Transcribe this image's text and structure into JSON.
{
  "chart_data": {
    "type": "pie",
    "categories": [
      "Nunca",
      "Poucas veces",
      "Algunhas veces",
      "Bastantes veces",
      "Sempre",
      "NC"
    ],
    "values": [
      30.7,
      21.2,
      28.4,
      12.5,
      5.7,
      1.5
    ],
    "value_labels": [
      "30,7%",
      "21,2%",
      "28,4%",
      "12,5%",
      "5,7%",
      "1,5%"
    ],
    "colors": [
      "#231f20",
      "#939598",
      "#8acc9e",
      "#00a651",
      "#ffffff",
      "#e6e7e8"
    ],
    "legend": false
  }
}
□ □ □ □
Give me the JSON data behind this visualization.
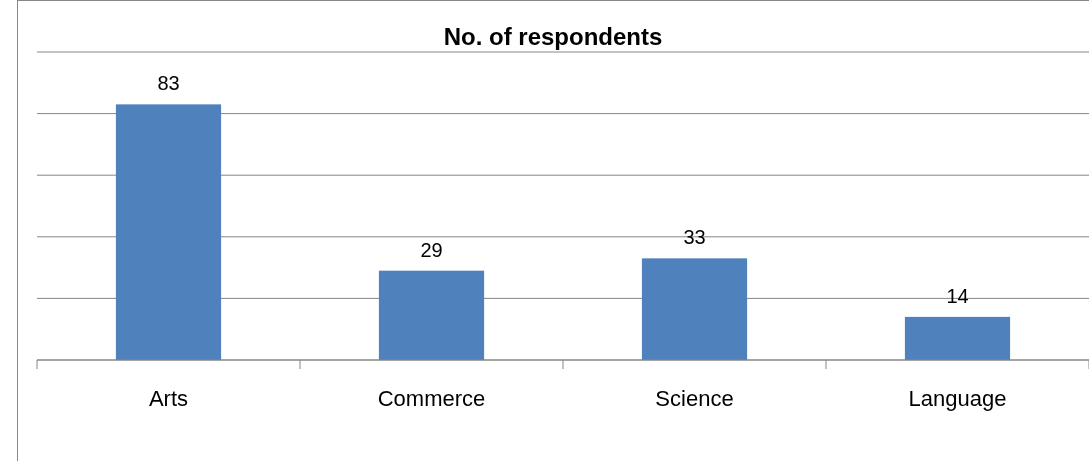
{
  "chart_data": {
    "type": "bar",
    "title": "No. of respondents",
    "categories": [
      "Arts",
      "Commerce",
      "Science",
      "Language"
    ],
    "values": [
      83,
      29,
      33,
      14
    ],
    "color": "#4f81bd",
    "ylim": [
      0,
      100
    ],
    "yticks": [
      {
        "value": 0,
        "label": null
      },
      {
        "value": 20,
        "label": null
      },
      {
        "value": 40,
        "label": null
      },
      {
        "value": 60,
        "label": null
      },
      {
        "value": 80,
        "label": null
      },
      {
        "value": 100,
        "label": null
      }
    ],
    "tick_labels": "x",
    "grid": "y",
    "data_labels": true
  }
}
□ □ □ □
Select and copy each line from the data that includes the word "this".

Problem solution:
Transcribe this image's text and structure into JSON.
Give me the JSON data behind this visualization.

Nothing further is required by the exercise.